=== Given information ===

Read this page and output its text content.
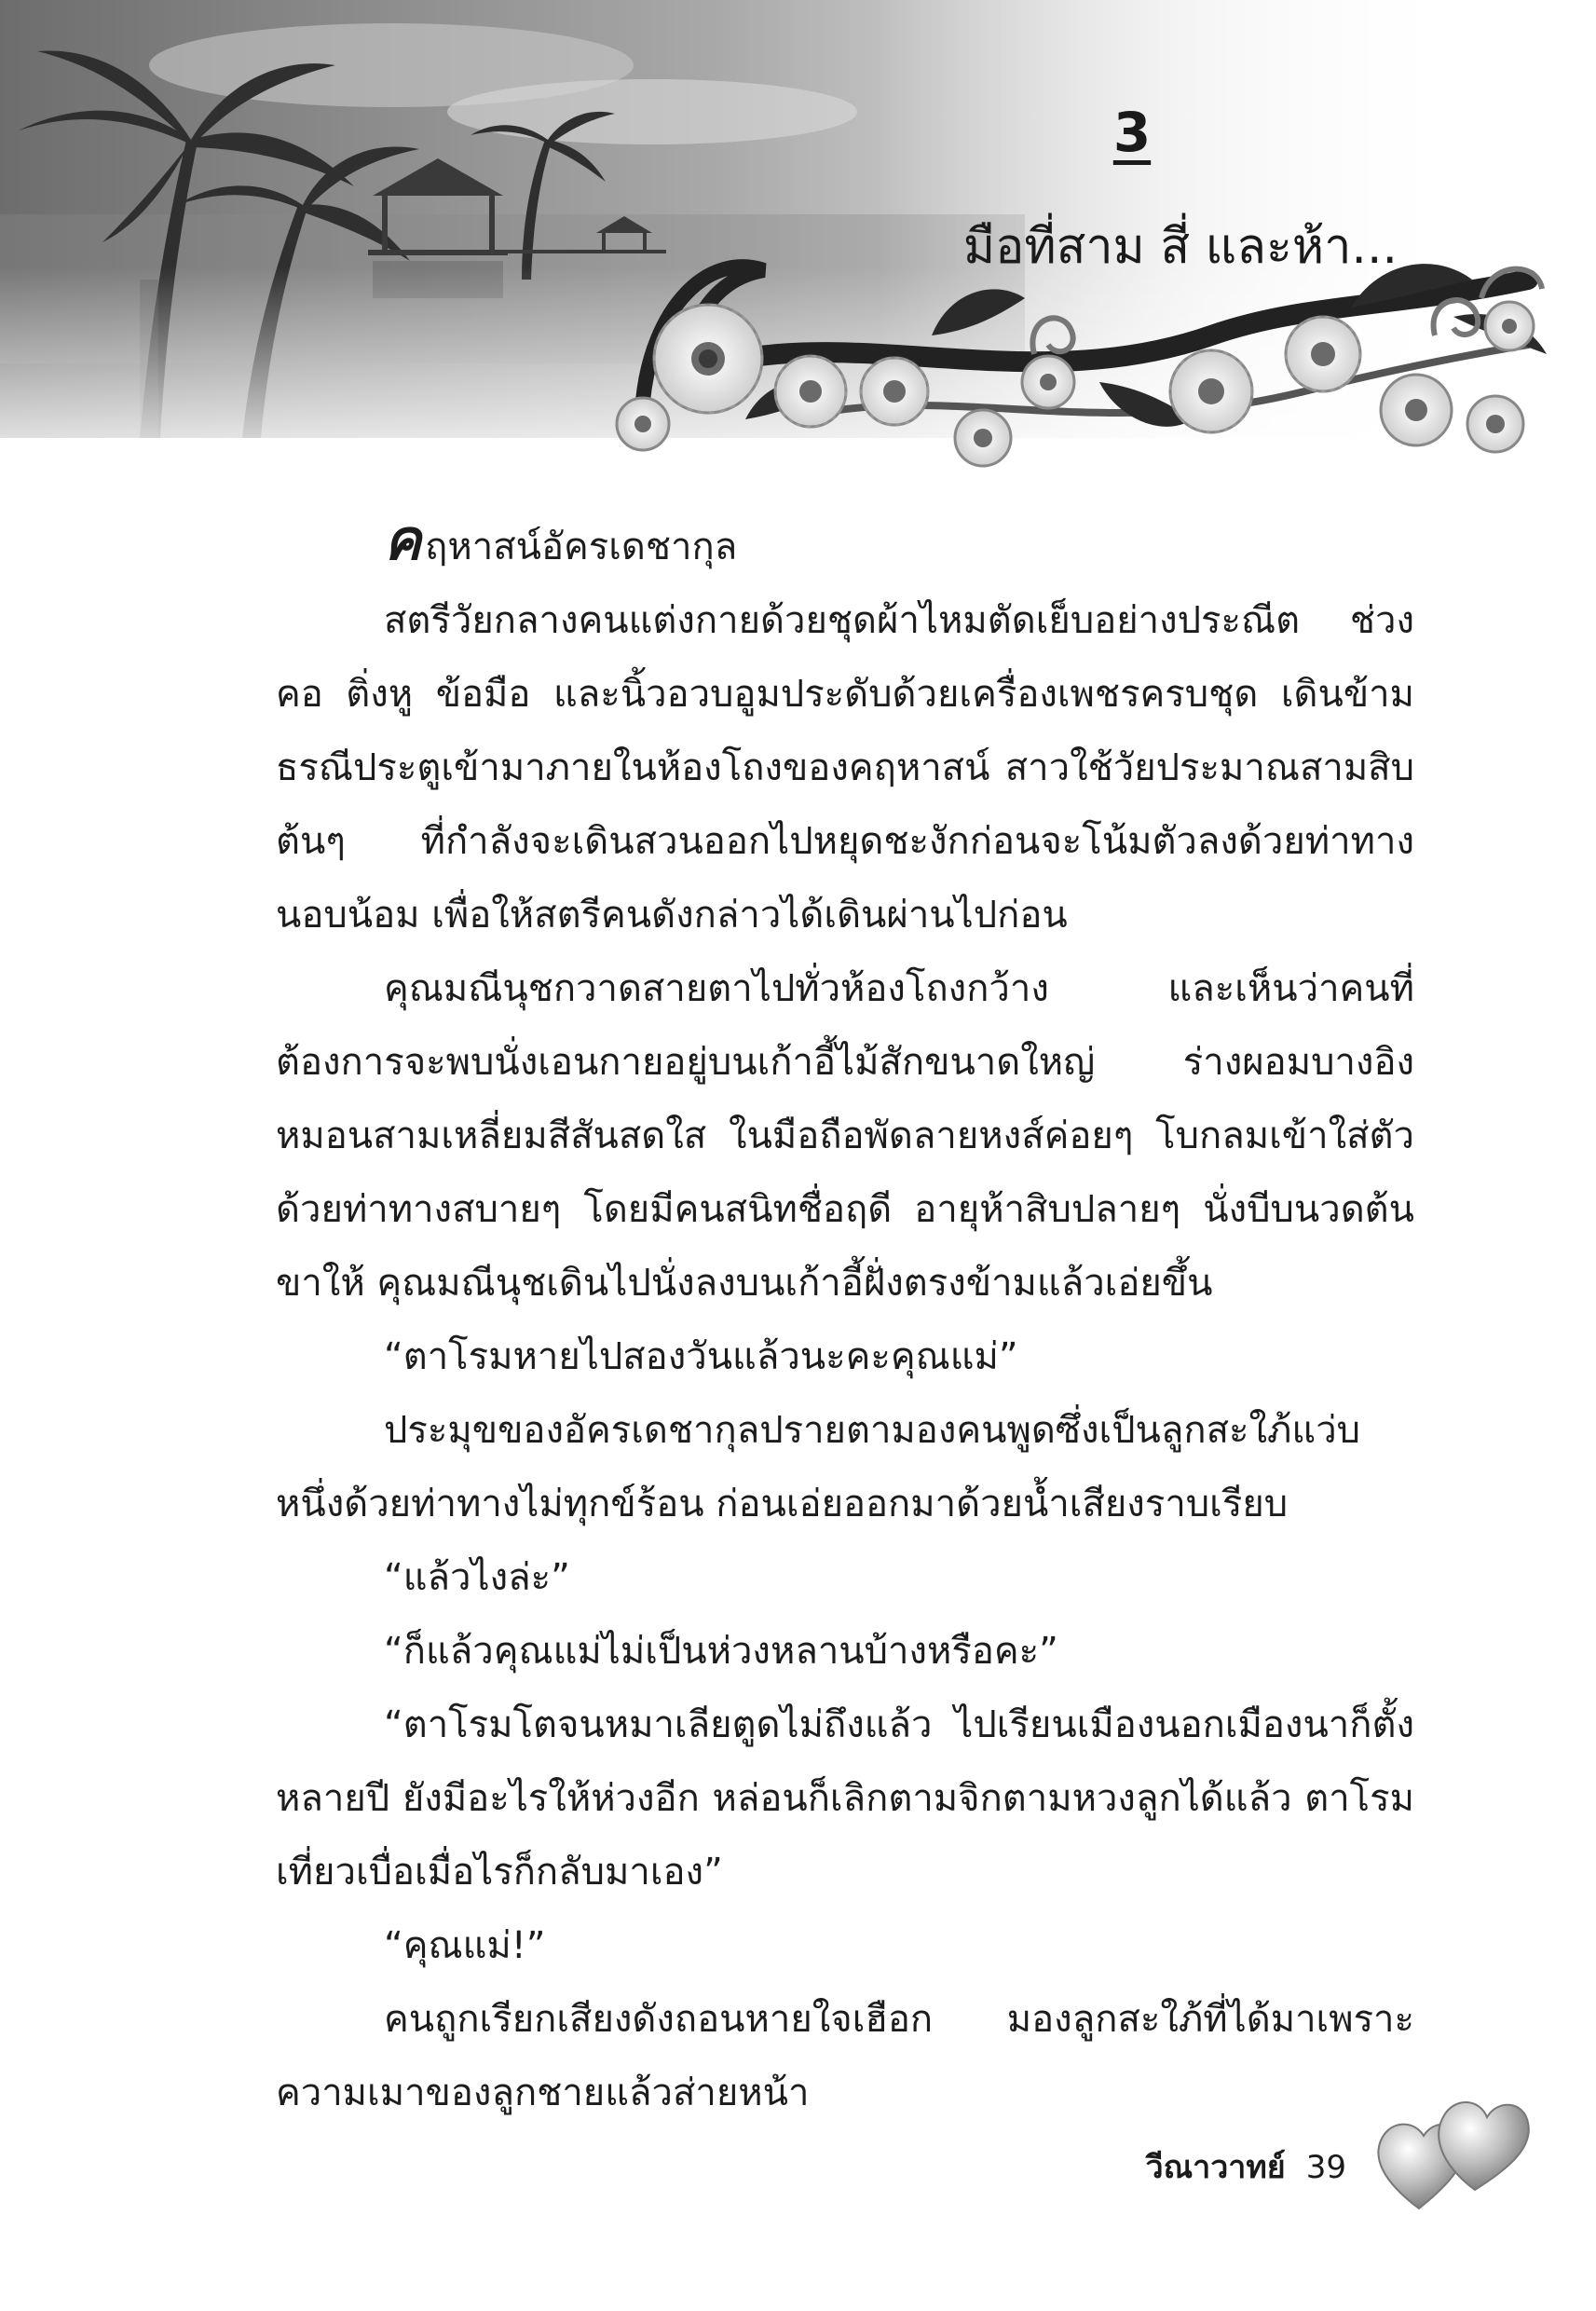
3
มือที่สาม สี่ และห้า...

คฤหาสน์อัครเดชากุล

สตรีวัยกลางคนแต่งกายด้วยชุดผ้าไหมตัดเย็บอย่างประณีต ช่วงคอ ติ่งหู ข้อมือ และนิ้วอวบอูมประดับด้วยเครื่องเพชรครบชุด เดินข้ามธรณีประตูเข้ามาภายในห้องโถงของคฤหาสน์ สาวใช้วัยประมาณสามสิบต้นๆ ที่กำลังจะเดินสวนออกไปหยุดชะงักก่อนจะโน้มตัวลงด้วยท่าทางนอบน้อม เพื่อให้สตรีคนดังกล่าวได้เดินผ่านไปก่อน

คุณมณีนุชกวาดสายตาไปทั่วห้องโถงกว้าง และเห็นว่าคนที่ต้องการจะพบนั่งเอนกายอยู่บนเก้าอี้ไม้สักขนาดใหญ่ ร่างผอมบางอิงหมอนสามเหลี่ยมสีสันสดใส ในมือถือพัดลายหงส์ค่อยๆ โบกลมเข้าใส่ตัวด้วยท่าทางสบายๆ โดยมีคนสนิทชื่อฤดี อายุห้าสิบปลายๆ นั่งบีบนวดต้นขาให้ คุณมณีนุชเดินไปนั่งลงบนเก้าอี้ฝั่งตรงข้ามแล้วเอ่ยขึ้น

“ตาโรมหายไปสองวันแล้วนะคะคุณแม่”

ประมุขของอัครเดชากุลปรายตามองคนพูดซึ่งเป็นลูกสะใภ้แว่บหนึ่งด้วยท่าทางไม่ทุกข์ร้อน ก่อนเอ่ยออกมาด้วยน้ำเสียงราบเรียบ

“แล้วไงล่ะ”

“ก็แล้วคุณแม่ไม่เป็นห่วงหลานบ้างหรือคะ”

“ตาโรมโตจนหมาเลียตูดไม่ถึงแล้ว ไปเรียนเมืองนอกเมืองนาก็ตั้งหลายปี ยังมีอะไรให้ห่วงอีก หล่อนก็เลิกตามจิกตามหวงลูกได้แล้ว ตาโรมเที่ยวเบื่อเมื่อไรก็กลับมาเอง”

“คุณแม่!”

คนถูกเรียกเสียงดังถอนหายใจเฮือก มองลูกสะใภ้ที่ได้มาเพราะความเมาของลูกชายแล้วส่ายหน้า

วีณาวาทย์ 39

===

== Instructions to follow ==
Please write out all of the material above without changing a word, and omit any pictures.

== Task solution ==
Read this page and output its text content.
3
มือที่สาม สี่ และห้า...

คฤหาสน์อัครเดชากุล

สตรีวัยกลางคนแต่งกายด้วยชุดผ้าไหมตัดเย็บอย่างประณีต ช่วงคอ ติ่งหู ข้อมือ และนิ้วอวบอูมประดับด้วยเครื่องเพชรครบชุด เดินข้ามธรณีประตูเข้ามาภายในห้องโถงของคฤหาสน์ สาวใช้วัยประมาณสามสิบต้นๆ ที่กำลังจะเดินสวนออกไปหยุดชะงักก่อนจะโน้มตัวลงด้วยท่าทางนอบน้อม เพื่อให้สตรีคนดังกล่าวได้เดินผ่านไปก่อน

คุณมณีนุชกวาดสายตาไปทั่วห้องโถงกว้าง และเห็นว่าคนที่ต้องการจะพบนั่งเอนกายอยู่บนเก้าอี้ไม้สักขนาดใหญ่ ร่างผอมบางอิงหมอนสามเหลี่ยมสีสันสดใส ในมือถือพัดลายหงส์ค่อยๆ โบกลมเข้าใส่ตัวด้วยท่าทางสบายๆ โดยมีคนสนิทชื่อฤดี อายุห้าสิบปลายๆ นั่งบีบนวดต้นขาให้ คุณมณีนุชเดินไปนั่งลงบนเก้าอี้ฝั่งตรงข้ามแล้วเอ่ยขึ้น

“ตาโรมหายไปสองวันแล้วนะคะคุณแม่”

ประมุขของอัครเดชากุลปรายตามองคนพูดซึ่งเป็นลูกสะใภ้แว่บหนึ่งด้วยท่าทางไม่ทุกข์ร้อน ก่อนเอ่ยออกมาด้วยน้ำเสียงราบเรียบ

“แล้วไงล่ะ”

“ก็แล้วคุณแม่ไม่เป็นห่วงหลานบ้างหรือคะ”

“ตาโรมโตจนหมาเลียตูดไม่ถึงแล้ว ไปเรียนเมืองนอกเมืองนาก็ตั้งหลายปี ยังมีอะไรให้ห่วงอีก หล่อนก็เลิกตามจิกตามหวงลูกได้แล้ว ตาโรมเที่ยวเบื่อเมื่อไรก็กลับมาเอง”

“คุณแม่!”

คนถูกเรียกเสียงดังถอนหายใจเฮือก มองลูกสะใภ้ที่ได้มาเพราะความเมาของลูกชายแล้วส่ายหน้า

วีณาวาทย์ 39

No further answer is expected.